--- start Dataset extract ---

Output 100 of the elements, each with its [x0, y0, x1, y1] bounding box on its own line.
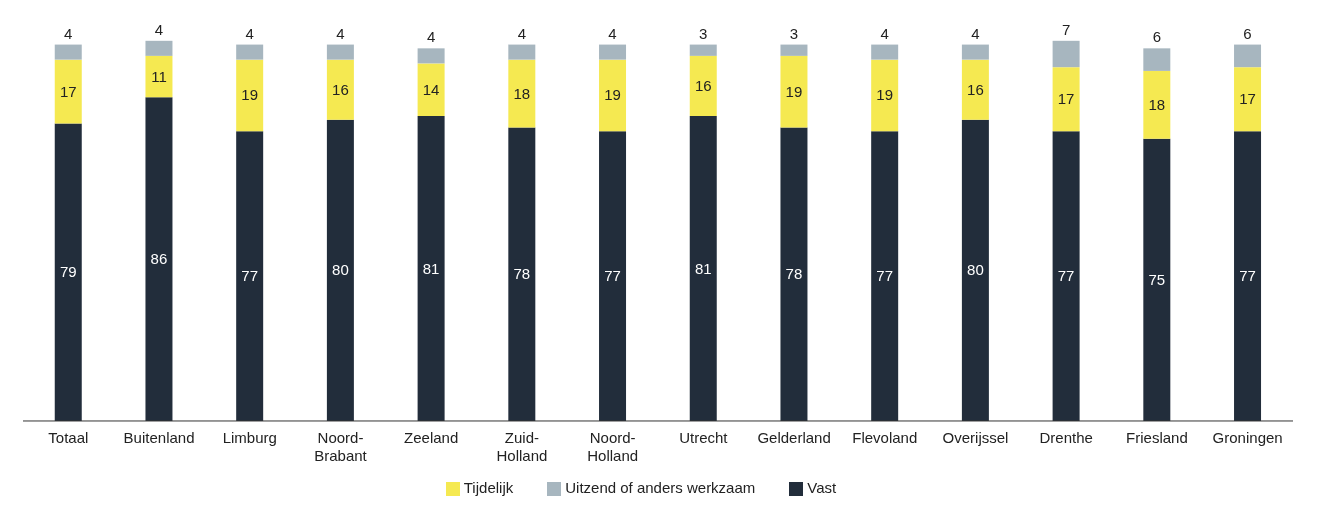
data-label: 4	[245, 24, 254, 42]
bar	[326, 44, 354, 60]
bar	[508, 59, 536, 128]
data-label: 6	[1243, 24, 1252, 42]
bar	[1234, 44, 1262, 68]
bar	[871, 131, 899, 421]
bar	[961, 44, 989, 60]
bar	[780, 127, 808, 421]
data-label: 19	[241, 86, 259, 104]
bar	[689, 44, 717, 56]
bar	[508, 44, 536, 60]
bar	[145, 40, 173, 56]
bar	[145, 55, 173, 98]
x-tick-label: Overijssel	[942, 428, 1009, 446]
legend-label: Uitzend of anders werkzaam	[565, 478, 756, 496]
data-label: 17	[1239, 90, 1256, 108]
data-label: 77	[1239, 267, 1256, 285]
data-label: 77	[1057, 267, 1075, 285]
data-label: 18	[1148, 95, 1166, 113]
bar	[1143, 138, 1171, 421]
data-label: 80	[967, 261, 984, 279]
data-label: 4	[154, 20, 164, 38]
data-label: 75	[1148, 270, 1166, 288]
bar	[54, 44, 82, 60]
data-label: 81	[694, 259, 712, 277]
data-label: 86	[150, 250, 168, 268]
data-label: 4	[880, 24, 889, 42]
data-label: 4	[64, 24, 73, 42]
data-label: 77	[241, 267, 259, 285]
data-label: 11	[151, 67, 167, 85]
data-label: 7	[1061, 20, 1071, 38]
data-label: 19	[876, 86, 894, 104]
x-tick-label: Flevoland	[852, 428, 918, 446]
data-label: 79	[59, 263, 77, 281]
x-tick-label: Limburg	[222, 428, 277, 446]
x-tick-label: Groningen	[1212, 428, 1283, 446]
data-label: 17	[59, 82, 77, 100]
bar	[1052, 67, 1080, 132]
x-tick-label: Friesland	[1126, 428, 1188, 446]
x-tick-label: Buitenland	[123, 428, 195, 446]
data-label: 3	[699, 24, 708, 42]
x-tick-label: Noord-Brabant	[314, 428, 368, 464]
bar	[417, 48, 445, 64]
data-label: 3	[789, 24, 799, 42]
data-label: 78	[513, 265, 531, 283]
bar	[236, 131, 264, 421]
bar	[599, 44, 627, 60]
data-label: 17	[1057, 90, 1075, 108]
bar	[1234, 67, 1262, 132]
data-label: 77	[604, 267, 621, 285]
data-label: 78	[785, 265, 803, 283]
bar	[871, 59, 899, 132]
x-tick-label: Zuid-Holland	[496, 428, 548, 464]
bar	[54, 123, 82, 421]
data-label: 19	[785, 82, 803, 100]
bar	[1052, 131, 1080, 421]
data-label: 80	[332, 261, 349, 279]
x-tick-label: Noord-Holland	[587, 428, 639, 464]
bar	[1143, 48, 1171, 71]
data-label: 4	[971, 24, 980, 42]
legend-label: Vast	[807, 478, 837, 496]
bar	[236, 59, 264, 132]
data-label: 6	[1152, 28, 1161, 46]
bar	[961, 119, 989, 421]
data-label: 4	[336, 24, 345, 42]
legend-label: Tijdelijk	[463, 478, 514, 496]
bar	[1143, 70, 1171, 139]
x-tick-label: Gelderland	[757, 428, 831, 446]
bar	[145, 97, 173, 421]
bar	[599, 59, 627, 132]
data-label: 81	[422, 259, 440, 277]
x-tick-label: Utrecht	[679, 428, 729, 446]
data-label: 4	[608, 24, 617, 42]
data-label: 4	[517, 24, 526, 42]
x-tick-label: Totaal	[48, 428, 89, 446]
data-label: 77	[876, 267, 894, 285]
data-label: 4	[426, 28, 436, 46]
bar	[961, 59, 989, 120]
data-label: 16	[694, 76, 712, 94]
x-tick-label: Zeeland	[404, 428, 459, 446]
bar	[1052, 40, 1080, 68]
bar	[326, 119, 354, 421]
bar	[417, 63, 445, 117]
bar	[599, 131, 627, 421]
bar	[417, 116, 445, 421]
bar	[508, 127, 536, 421]
data-label: 16	[332, 80, 349, 98]
bar	[1234, 131, 1262, 421]
data-label: 16	[967, 80, 984, 98]
bar	[780, 44, 808, 56]
bar	[326, 59, 354, 120]
bar	[236, 44, 264, 60]
bar	[780, 55, 808, 128]
bar	[689, 55, 717, 117]
x-tick-label: Drenthe	[1039, 428, 1093, 446]
data-label: 14	[422, 80, 440, 98]
bar	[689, 116, 717, 421]
data-label: 18	[513, 84, 531, 102]
data-label: 19	[604, 86, 621, 104]
bar	[54, 59, 82, 124]
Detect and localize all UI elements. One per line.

--- end Dataset extract ---

▸ **What the task asks**
Please render all the rows above as a JSON list of strings, one string per line, with blank lines and pictures left out.

▸ **Correct result**
[
  "Output 100 of the elements, each with its [x0, y0, x1, y1] bounding box on its own line.",
  "data-label: 4\t[245, 24, 254, 42]",
  "bar\t[326, 44, 354, 60]",
  "bar\t[508, 59, 536, 128]",
  "data-label: 6\t[1243, 24, 1252, 42]",
  "bar\t[1234, 44, 1262, 68]",
  "bar\t[871, 131, 899, 421]",
  "bar\t[961, 44, 989, 60]",
  "bar\t[780, 127, 808, 421]",
  "data-label: 19\t[241, 86, 259, 104]",
  "bar\t[689, 44, 717, 56]",
  "bar\t[508, 44, 536, 60]",
  "bar\t[145, 40, 173, 56]",
  "bar\t[145, 55, 173, 98]",
  "x-tick-label: Overijssel\t[942, 428, 1009, 446]",
  "legend-label: Uitzend of anders werkzaam\t[565, 478, 756, 496]",
  "data-label: 17\t[1239, 90, 1256, 108]",
  "data-label: 77\t[1239, 267, 1256, 285]",
  "data-label: 77\t[1057, 267, 1075, 285]",
  "data-label: 18\t[1148, 95, 1166, 113]",
  "bar\t[1143, 138, 1171, 421]",
  "data-label: 80\t[967, 261, 984, 279]",
  "data-label: 4\t[154, 20, 164, 38]",
  "data-label: 75\t[1148, 270, 1166, 288]",
  "bar\t[54, 44, 82, 60]",
  "data-label: 81\t[694, 259, 712, 277]",
  "data-label: 86\t[150, 250, 168, 268]",
  "data-label: 4\t[880, 24, 889, 42]",
  "data-label: 4\t[64, 24, 73, 42]",
  "data-label: 77\t[241, 267, 259, 285]",
  "data-label: 11\t[151, 67, 167, 85]",
  "data-label: 7\t[1061, 20, 1071, 38]",
  "data-label: 19\t[876, 86, 894, 104]",
  "x-tick-label: Flevoland\t[852, 428, 918, 446]",
  "data-label: 79\t[59, 263, 77, 281]",
  "x-tick-label: Limburg\t[222, 428, 277, 446]",
  "x-tick-label: Groningen\t[1212, 428, 1283, 446]",
  "data-label: 17\t[59, 82, 77, 100]",
  "bar\t[1052, 67, 1080, 132]",
  "x-tick-label: Friesland\t[1126, 428, 1188, 446]",
  "x-tick-label: Buitenland\t[123, 428, 195, 446]",
  "data-label: 3\t[699, 24, 708, 42]",
  "x-tick-label: Noord-Brabant\t[314, 428, 368, 464]",
  "bar\t[417, 48, 445, 64]",
  "data-label: 3\t[789, 24, 799, 42]",
  "data-label: 78\t[513, 265, 531, 283]",
  "bar\t[236, 131, 264, 421]",
  "bar\t[599, 44, 627, 60]",
  "data-label: 17\t[1057, 90, 1075, 108]",
  "bar\t[1234, 67, 1262, 132]",
  "data-label: 77\t[604, 267, 621, 285]",
  "data-label: 78\t[785, 265, 803, 283]",
  "bar\t[871, 59, 899, 132]",
  "x-tick-label: Zuid-Holland\t[496, 428, 548, 464]",
  "bar\t[54, 123, 82, 421]",
  "data-label: 19\t[785, 82, 803, 100]",
  "bar\t[1052, 131, 1080, 421]",
  "data-label: 80\t[332, 261, 349, 279]",
  "x-tick-label: Noord-Holland\t[587, 428, 639, 464]",
  "bar\t[1143, 48, 1171, 71]",
  "data-label: 4\t[971, 24, 980, 42]",
  "legend-label: Vast\t[807, 478, 837, 496]",
  "bar\t[236, 59, 264, 132]",
  "data-label: 6\t[1152, 28, 1161, 46]",
  "bar\t[961, 119, 989, 421]",
  "data-label: 4\t[336, 24, 345, 42]",
  "legend-label: Tijdelijk\t[463, 478, 514, 496]",
  "bar\t[1143, 70, 1171, 139]",
  "x-tick-label: Gelderland\t[757, 428, 831, 446]",
  "bar\t[145, 97, 173, 421]",
  "bar\t[599, 59, 627, 132]",
  "data-label: 81\t[422, 259, 440, 277]",
  "x-tick-label: Utrecht\t[679, 428, 729, 446]",
  "data-label: 4\t[608, 24, 617, 42]",
  "data-label: 4\t[517, 24, 526, 42]",
  "x-tick-label: Totaal\t[48, 428, 89, 446]",
  "data-label: 77\t[876, 267, 894, 285]",
  "data-label: 4\t[426, 28, 436, 46]",
  "bar\t[961, 59, 989, 120]",
  "data-label: 16\t[694, 76, 712, 94]",
  "x-tick-label: Zeeland\t[404, 428, 459, 446]",
  "bar\t[1052, 40, 1080, 68]",
  "bar\t[326, 119, 354, 421]",
  "bar\t[417, 63, 445, 117]",
  "bar\t[599, 131, 627, 421]",
  "bar\t[417, 116, 445, 421]",
  "bar\t[508, 127, 536, 421]",
  "data-label: 16\t[332, 80, 349, 98]",
  "bar\t[1234, 131, 1262, 421]",
  "data-label: 16\t[967, 80, 984, 98]",
  "bar\t[780, 44, 808, 56]",
  "bar\t[326, 59, 354, 120]",
  "bar\t[236, 44, 264, 60]",
  "bar\t[780, 55, 808, 128]",
  "bar\t[689, 55, 717, 117]",
  "x-tick-label: Drenthe\t[1039, 428, 1093, 446]",
  "data-label: 14\t[422, 80, 440, 98]",
  "bar\t[689, 116, 717, 421]",
  "data-label: 18\t[513, 84, 531, 102]",
  "data-label: 19\t[604, 86, 621, 104]",
  "bar\t[54, 59, 82, 124]",
  "Detect and localize all UI elements. One per line."
]